**Data rows:**

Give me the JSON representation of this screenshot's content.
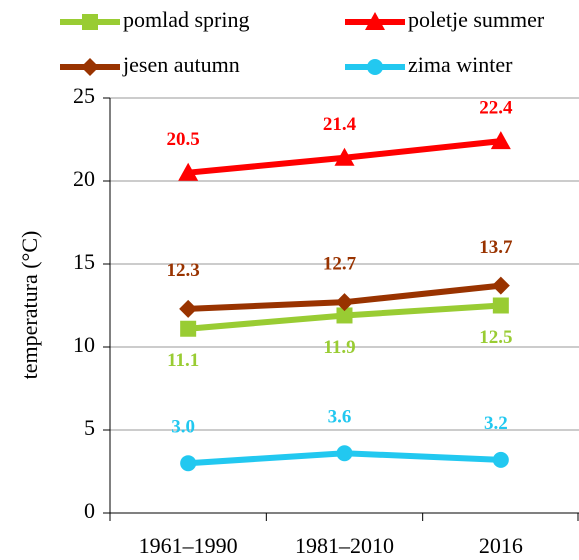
{
  "chart_data": {
    "type": "line",
    "y_label": "temperatura (°C)",
    "categories": [
      "1961–1990",
      "1981–2010",
      "2016"
    ],
    "series": [
      {
        "name": "pomlad spring",
        "color": "#99cc33",
        "marker": "square",
        "values": [
          11.1,
          11.9,
          12.5
        ]
      },
      {
        "name": "poletje summer",
        "color": "#ff0000",
        "marker": "triangle",
        "values": [
          20.5,
          21.4,
          22.4
        ]
      },
      {
        "name": "jesen autumn",
        "color": "#993300",
        "marker": "diamond",
        "values": [
          12.3,
          12.7,
          13.7
        ]
      },
      {
        "name": "zima winter",
        "color": "#22c8f0",
        "marker": "circle",
        "values": [
          3.0,
          3.6,
          3.2
        ],
        "value_labels": [
          "3.0",
          "3.6",
          "3.2"
        ]
      }
    ],
    "ylim": [
      0,
      25
    ],
    "yticks": [
      0,
      5,
      10,
      15,
      20,
      25
    ],
    "grid": true
  }
}
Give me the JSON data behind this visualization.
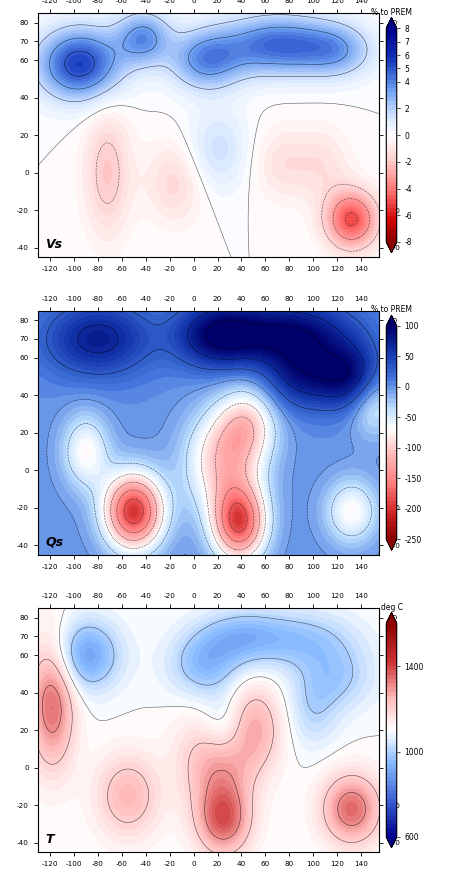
{
  "panel1": {
    "label": "Vs",
    "colorbar_label": "% to PREM",
    "vmin": -8,
    "vmax": 8,
    "cb_ticks": [
      -8,
      -6,
      -4,
      -2,
      0,
      2,
      4,
      5,
      6,
      7,
      8
    ],
    "cb_labels": [
      "-8",
      "-6",
      "-4",
      "-2",
      "0",
      "2",
      "4",
      "5",
      "6",
      "7",
      "8"
    ]
  },
  "panel2": {
    "label": "Qs",
    "colorbar_label": "% to PREM",
    "vmin": -250,
    "vmax": 100,
    "cb_ticks": [
      -250,
      -200,
      -150,
      -100,
      -50,
      0,
      50,
      100
    ],
    "cb_labels": [
      "-250",
      "-200",
      "-150",
      "-100",
      "-50",
      "0",
      "50",
      "100"
    ]
  },
  "panel3": {
    "label": "T",
    "colorbar_label": "deg C",
    "vmin": 600,
    "vmax": 1600,
    "cb_ticks": [
      600,
      1000,
      1400
    ],
    "cb_labels": [
      "600",
      "1000",
      "1400"
    ]
  },
  "lon_ticks": [
    -120,
    -100,
    -80,
    -60,
    -40,
    -20,
    0,
    20,
    40,
    60,
    80,
    100,
    120,
    140
  ],
  "lat_ticks": [
    -40,
    -20,
    0,
    20,
    40,
    60,
    70,
    80
  ],
  "lon_range": [
    -130,
    155
  ],
  "lat_range": [
    -45,
    85
  ],
  "figsize": [
    4.74,
    8.83
  ],
  "dpi": 100
}
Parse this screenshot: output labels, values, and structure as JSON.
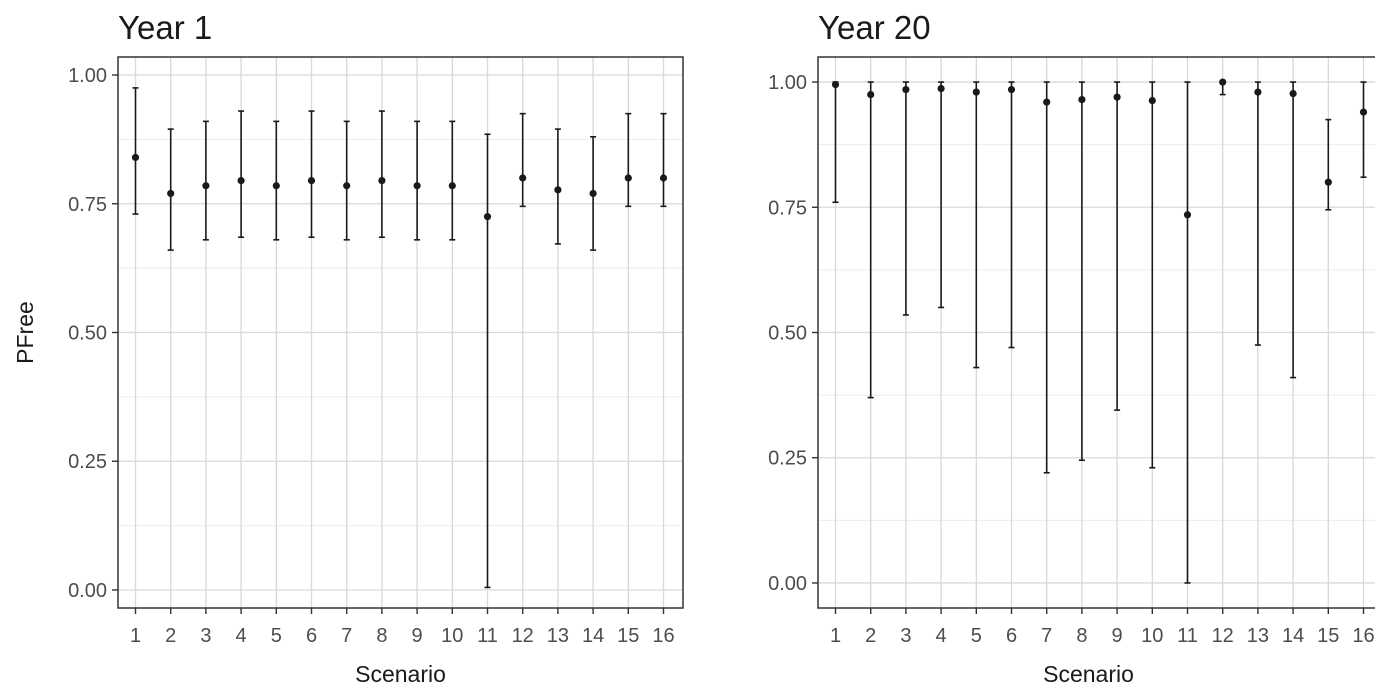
{
  "chart_data": [
    {
      "type": "scatter",
      "title": "Year 1",
      "xlabel": "Scenario",
      "ylabel": "PFree",
      "ylim": [
        -0.035,
        1.035
      ],
      "grid": true,
      "legend": "none",
      "error_bars": true,
      "categories": [
        "1",
        "2",
        "3",
        "4",
        "5",
        "6",
        "7",
        "8",
        "9",
        "10",
        "11",
        "12",
        "13",
        "14",
        "15",
        "16"
      ],
      "y_ticks": [
        "0.00",
        "0.25",
        "0.50",
        "0.75",
        "1.00"
      ],
      "values": [
        0.84,
        0.77,
        0.785,
        0.795,
        0.785,
        0.795,
        0.785,
        0.795,
        0.785,
        0.785,
        0.725,
        0.8,
        0.777,
        0.77,
        0.8,
        0.8
      ],
      "lower": [
        0.73,
        0.66,
        0.68,
        0.685,
        0.68,
        0.685,
        0.68,
        0.685,
        0.68,
        0.68,
        0.005,
        0.745,
        0.672,
        0.66,
        0.745,
        0.745
      ],
      "upper": [
        0.975,
        0.895,
        0.91,
        0.93,
        0.91,
        0.93,
        0.91,
        0.93,
        0.91,
        0.91,
        0.885,
        0.925,
        0.895,
        0.88,
        0.925,
        0.925
      ]
    },
    {
      "type": "scatter",
      "title": "Year 20",
      "xlabel": "Scenario",
      "ylabel": "",
      "ylim": [
        -0.05,
        1.05
      ],
      "grid": true,
      "legend": "none",
      "error_bars": true,
      "categories": [
        "1",
        "2",
        "3",
        "4",
        "5",
        "6",
        "7",
        "8",
        "9",
        "10",
        "11",
        "12",
        "13",
        "14",
        "15",
        "16"
      ],
      "y_ticks": [
        "0.00",
        "0.25",
        "0.50",
        "0.75",
        "1.00"
      ],
      "values": [
        0.995,
        0.975,
        0.985,
        0.987,
        0.98,
        0.985,
        0.96,
        0.965,
        0.97,
        0.963,
        0.735,
        1.0,
        0.98,
        0.977,
        0.8,
        0.94
      ],
      "lower": [
        0.76,
        0.37,
        0.535,
        0.55,
        0.43,
        0.47,
        0.22,
        0.245,
        0.345,
        0.23,
        0.0,
        0.975,
        0.475,
        0.41,
        0.745,
        0.81
      ],
      "upper": [
        1.0,
        1.0,
        1.0,
        1.0,
        1.0,
        1.0,
        1.0,
        1.0,
        1.0,
        1.0,
        1.0,
        1.0,
        1.0,
        1.0,
        0.925,
        1.0
      ]
    }
  ],
  "colors": {
    "panel_border": "#333333",
    "grid_major": "#d9d9d9",
    "grid_minor": "#ebebeb",
    "point": "#1a1a1a",
    "tick_text": "#4d4d4d",
    "title_text": "#1a1a1a"
  }
}
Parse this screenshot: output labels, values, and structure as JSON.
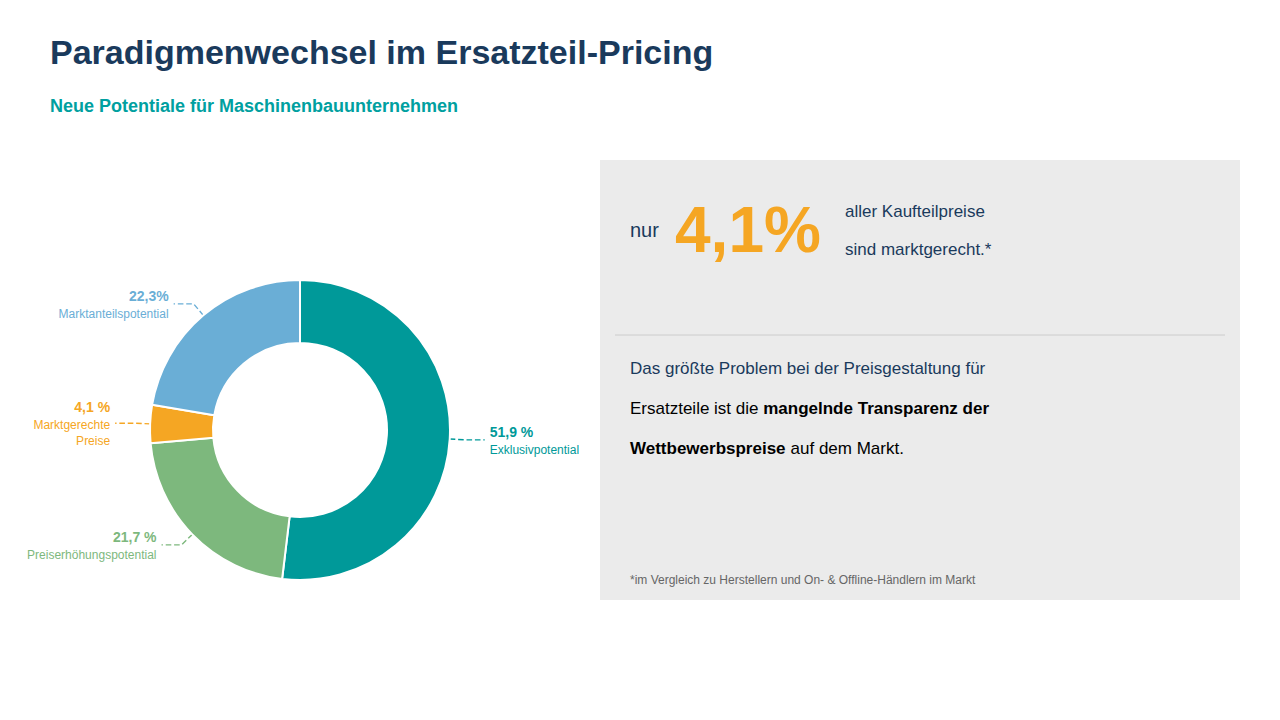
{
  "chart_data": {
    "type": "pie",
    "title": "Paradigmenwechsel im Ersatzteil-Pricing",
    "subtitle": "Neue Potentiale für Maschinenbauunternehmen",
    "categories": [
      "Exklusivpotential",
      "Preiserhöhungspotential",
      "Marktgerechte\nPreise",
      "Marktanteilspotential"
    ],
    "values": [
      51.9,
      21.7,
      4.1,
      22.3
    ],
    "value_labels": [
      "51,9 %",
      "21,7 %",
      "4,1 %",
      "22,3%"
    ],
    "colors": [
      "#009999",
      "#7db87d",
      "#f5a623",
      "#6aaed6"
    ],
    "annotations": [
      "nur",
      "4,1%",
      "aller Kaufteilpreise",
      "sind marktgerecht.*",
      "Das größte Problem bei der Preisgestaltung für",
      "Ersatzteile ist die ",
      "mangelnde Transparenz der",
      "Wettbewerbspreise",
      "auf dem Markt.",
      "*im Vergleich zu Herstellern und On- & Offline-Händlern im Markt"
    ]
  }
}
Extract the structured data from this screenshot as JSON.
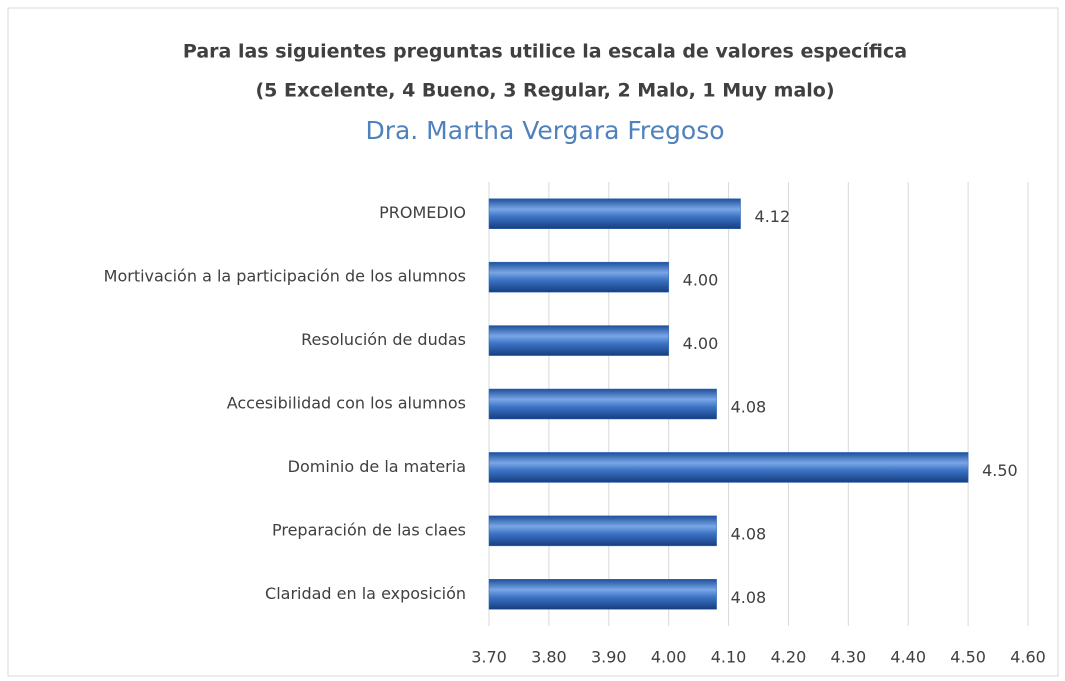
{
  "chart_data": {
    "type": "hbar",
    "title": "Para las siguientes preguntas utilice la escala de valores específica",
    "subtitle": "(5 Excelente, 4 Bueno, 3 Regular, 2 Malo, 1 Muy malo)",
    "heading": "Dra. Martha Vergara Fregoso",
    "categories": [
      "PROMEDIO",
      "Mortivación a la participación de los alumnos",
      "Resolución de dudas",
      "Accesibilidad con los alumnos",
      "Dominio de la materia",
      "Preparación de las claes",
      "Claridad en la exposición"
    ],
    "values": [
      4.12,
      4.0,
      4.0,
      4.08,
      4.5,
      4.08,
      4.08
    ],
    "value_labels": [
      "4.12",
      "4.00",
      "4.00",
      "4.08",
      "4.50",
      "4.08",
      "4.08"
    ],
    "color": "#2e66b8",
    "xlim": [
      3.7,
      4.6
    ],
    "xticks": [
      {
        "value": 3.7,
        "label": "3.70"
      },
      {
        "value": 3.8,
        "label": "3.80"
      },
      {
        "value": 3.9,
        "label": "3.90"
      },
      {
        "value": 4.0,
        "label": "4.00"
      },
      {
        "value": 4.1,
        "label": "4.10"
      },
      {
        "value": 4.2,
        "label": "4.20"
      },
      {
        "value": 4.3,
        "label": "4.30"
      },
      {
        "value": 4.4,
        "label": "4.40"
      },
      {
        "value": 4.5,
        "label": "4.50"
      },
      {
        "value": 4.6,
        "label": "4.60"
      }
    ],
    "grid": true
  }
}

**What is required:**
Copy every line of the listing that contains the word "type".

**Answer:**
    "type": "line",
      "type": "scatter",
      "type": "scatter",
    "type": "pie",
    "type": "hbar",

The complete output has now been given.